Find each line holding "下列金砖国家中" and copy it out.
-- Start INPUT DATA --
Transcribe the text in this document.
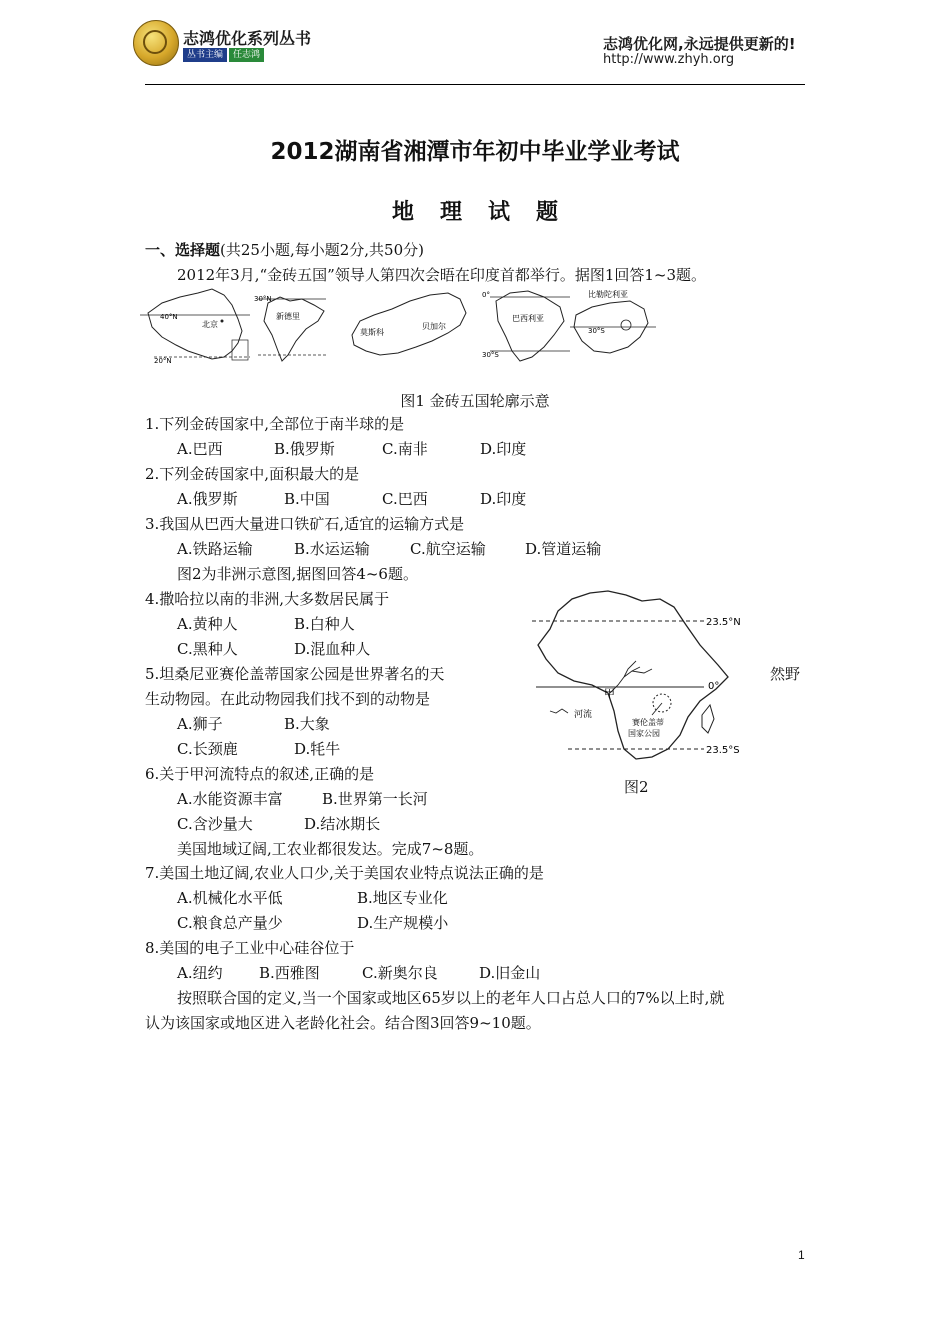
志鸿优化系列丛书
丛书主编	任志鸿
志鸿优化网,永远提供更新的!
http://www.zhyh.org
2012湖南省湘潭市年初中毕业学业考试
地理试题
一、选择题(共25小题,每小题2分,共50分)
2012年3月,“金砖五国”领导人第四次会晤在印度首都举行。据图1回答1~3题。
40°N
20°N
北京
30°N
新德里
莫斯科
贝加尔
0°
30°S
巴西利亚
比勒陀利亚
30°S
图1 金砖五国轮廓示意
1.下列金砖国家中,全部位于南半球的是
A.巴西	B.俄罗斯	C.南非	D.印度
2.下列金砖国家中,面积最大的是
A.俄罗斯	B.中国	C.巴西	D.印度
3.我国从巴西大量进口铁矿石,适宜的运输方式是
A.铁路运输	B.水运运输	C.航空运输	D.管道运输
图2为非洲示意图,据图回答4~6题。
4.撒哈拉以南的非洲,大多数居民属于
A.黄种人	B.白种人
C.黑种人	D.混血种人
5.坦桑尼亚赛伦盖蒂国家公园是世界著名的天	然野
生动物园。在此动物园我们找不到的动物是
A.狮子	B.大象
C.长颈鹿	D.牦牛
6.关于甲河流特点的叙述,正确的是
A.水能资源丰富	B.世界第一长河
C.含沙量大	D.结冰期长
23.5°N
0°
23.5°S
甲
河流
赛伦盖蒂
国家公园
图2
美国地域辽阔,工农业都很发达。完成7~8题。
7.美国土地辽阔,农业人口少,关于美国农业特点说法正确的是
A.机械化水平低	B.地区专业化
C.粮食总产量少	D.生产规模小
8.美国的电子工业中心硅谷位于
A.纽约 B.西雅图	C.新奥尔良	D.旧金山
按照联合国的定义,当一个国家或地区65岁以上的老年人口占总人口的7%以上时,就
认为该国家或地区进入老龄化社会。结合图3回答9~10题。
1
-- End INPUT DATA --
■ **RESPONSE**:
1.下列金砖国家中,全部位于南半球的是
2.下列金砖国家中,面积最大的是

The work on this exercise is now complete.